Copy out the records word for word, from the very first line through the line containing "221, 345, 249]", with both of those lines included.
— Begin Excerpted data —
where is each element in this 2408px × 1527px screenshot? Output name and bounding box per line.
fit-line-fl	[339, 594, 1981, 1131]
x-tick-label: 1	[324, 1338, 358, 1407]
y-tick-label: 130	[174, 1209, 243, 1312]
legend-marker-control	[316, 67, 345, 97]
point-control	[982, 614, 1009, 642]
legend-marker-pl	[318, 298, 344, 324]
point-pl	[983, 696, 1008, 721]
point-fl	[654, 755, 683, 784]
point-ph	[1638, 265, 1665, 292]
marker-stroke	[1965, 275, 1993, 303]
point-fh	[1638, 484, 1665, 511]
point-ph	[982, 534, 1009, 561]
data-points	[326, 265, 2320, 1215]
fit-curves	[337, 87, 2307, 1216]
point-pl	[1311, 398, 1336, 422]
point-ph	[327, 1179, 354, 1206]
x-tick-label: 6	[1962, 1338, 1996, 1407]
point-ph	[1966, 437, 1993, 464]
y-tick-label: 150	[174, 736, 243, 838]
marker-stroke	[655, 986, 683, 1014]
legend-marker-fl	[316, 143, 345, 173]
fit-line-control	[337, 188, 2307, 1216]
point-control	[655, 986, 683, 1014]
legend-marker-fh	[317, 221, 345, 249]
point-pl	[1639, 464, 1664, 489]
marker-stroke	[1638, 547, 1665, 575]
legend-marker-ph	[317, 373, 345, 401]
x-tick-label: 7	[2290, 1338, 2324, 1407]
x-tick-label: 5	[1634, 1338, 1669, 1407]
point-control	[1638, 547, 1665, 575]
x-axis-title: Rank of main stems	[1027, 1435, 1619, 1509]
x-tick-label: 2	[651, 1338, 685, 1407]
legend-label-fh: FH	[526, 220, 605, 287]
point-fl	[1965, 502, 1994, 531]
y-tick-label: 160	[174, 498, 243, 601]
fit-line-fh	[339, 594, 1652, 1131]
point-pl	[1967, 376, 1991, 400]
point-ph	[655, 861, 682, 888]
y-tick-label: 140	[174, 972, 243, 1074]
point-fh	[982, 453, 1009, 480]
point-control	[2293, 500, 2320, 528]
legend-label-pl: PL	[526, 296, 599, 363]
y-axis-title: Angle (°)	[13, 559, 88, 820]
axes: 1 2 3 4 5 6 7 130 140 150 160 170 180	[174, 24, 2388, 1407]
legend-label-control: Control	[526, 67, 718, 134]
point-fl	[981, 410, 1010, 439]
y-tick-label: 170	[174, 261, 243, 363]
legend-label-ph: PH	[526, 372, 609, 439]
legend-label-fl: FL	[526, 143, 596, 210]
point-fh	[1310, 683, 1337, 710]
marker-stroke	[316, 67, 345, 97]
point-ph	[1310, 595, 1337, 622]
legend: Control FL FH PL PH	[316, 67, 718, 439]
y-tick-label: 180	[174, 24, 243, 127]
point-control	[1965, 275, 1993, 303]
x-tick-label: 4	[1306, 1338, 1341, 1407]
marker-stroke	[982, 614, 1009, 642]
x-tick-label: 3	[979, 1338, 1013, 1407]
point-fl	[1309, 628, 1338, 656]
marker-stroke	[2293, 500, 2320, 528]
— End Excerpted data —
# Finished task
where is each element in this 2408px × 1527px screenshot? Output name and bounding box per line.
fit-line-fl	[339, 594, 1981, 1131]
x-tick-label: 1	[324, 1338, 358, 1407]
y-tick-label: 130	[174, 1209, 243, 1312]
legend-marker-control	[316, 67, 345, 97]
point-control	[982, 614, 1009, 642]
legend-marker-pl	[318, 298, 344, 324]
point-pl	[983, 696, 1008, 721]
point-fl	[654, 755, 683, 784]
point-ph	[1638, 265, 1665, 292]
marker-stroke	[1965, 275, 1993, 303]
point-fh	[1638, 484, 1665, 511]
point-ph	[982, 534, 1009, 561]
data-points	[326, 265, 2320, 1215]
fit-curves	[337, 87, 2307, 1216]
point-pl	[1311, 398, 1336, 422]
point-ph	[327, 1179, 354, 1206]
x-tick-label: 6	[1962, 1338, 1996, 1407]
point-ph	[1966, 437, 1993, 464]
y-tick-label: 150	[174, 736, 243, 838]
marker-stroke	[655, 986, 683, 1014]
legend-marker-fl	[316, 143, 345, 173]
fit-line-control	[337, 188, 2307, 1216]
point-control	[655, 986, 683, 1014]
legend-marker-fh	[317, 221, 345, 249]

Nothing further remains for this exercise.